Records from a collection:
------------------------

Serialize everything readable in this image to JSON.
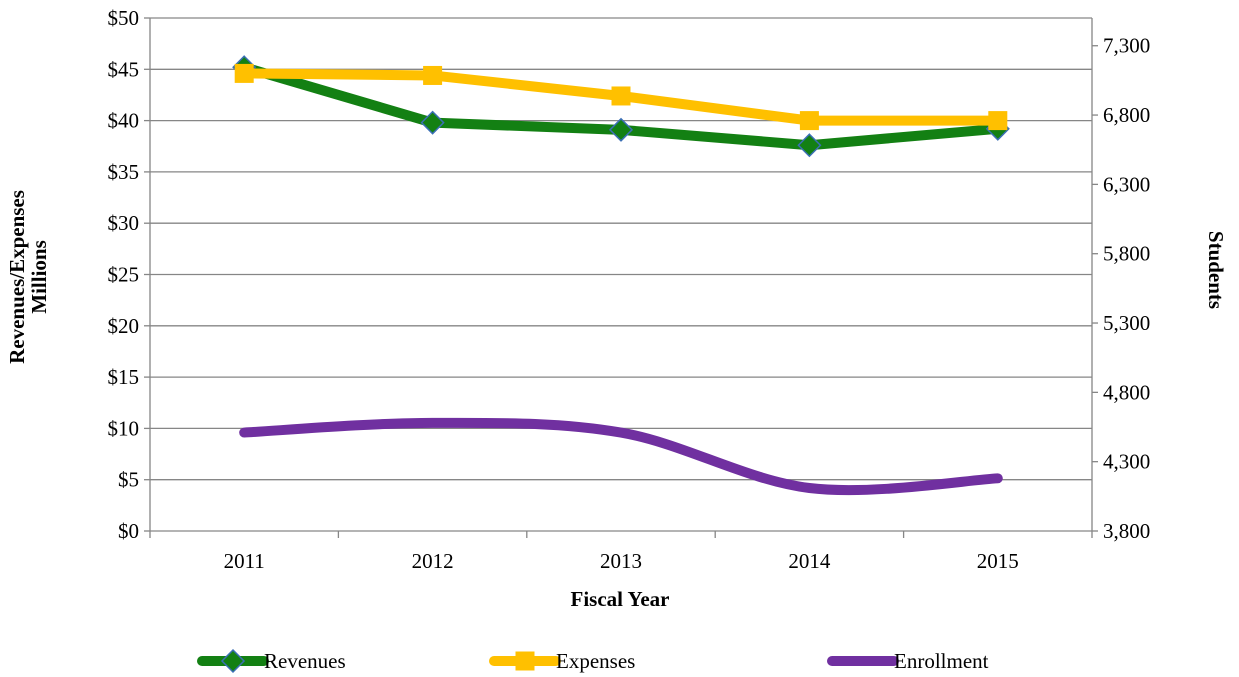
{
  "chart_data": {
    "type": "line",
    "x_title": "Fiscal Year",
    "y_left_title_line1": "Revenues/Expenses",
    "y_left_title_line2": "Millions",
    "y_right_title": "Students",
    "categories": [
      "2011",
      "2012",
      "2013",
      "2014",
      "2015"
    ],
    "y_left_ticks": [
      "$0",
      "$5",
      "$10",
      "$15",
      "$20",
      "$25",
      "$30",
      "$35",
      "$40",
      "$45",
      "$50"
    ],
    "y_right_ticks": [
      "3,800",
      "4,300",
      "4,800",
      "5,300",
      "5,800",
      "6,300",
      "6,800",
      "7,300"
    ],
    "y_left_range": [
      0,
      50
    ],
    "y_right_range": [
      3800,
      7500
    ],
    "grid": true,
    "legend_position": "bottom",
    "series": [
      {
        "name": "Revenues",
        "axis": "left",
        "marker": "diamond",
        "color": "#138013",
        "marker_fill": "#138013",
        "marker_stroke": "#3b6fb5",
        "smooth": false,
        "values": [
          45.2,
          39.8,
          39.1,
          37.6,
          39.2
        ]
      },
      {
        "name": "Expenses",
        "axis": "left",
        "marker": "square",
        "color": "#ffc000",
        "marker_fill": "#ffc000",
        "marker_stroke": "#ffc000",
        "smooth": false,
        "values": [
          44.6,
          44.4,
          42.4,
          40.0,
          40.0
        ]
      },
      {
        "name": "Enrollment",
        "axis": "right",
        "marker": "none",
        "color": "#7030a0",
        "smooth": true,
        "values": [
          4510,
          4580,
          4510,
          4110,
          4180
        ]
      }
    ]
  }
}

------------------------

> **REQUEST**: Using the listing above, gather each line that holds the string "color" and copy it.

> **COMPLETE RESPONSE**:
        "color": "#138013",
        "color": "#ffc000",
        "color": "#7030a0",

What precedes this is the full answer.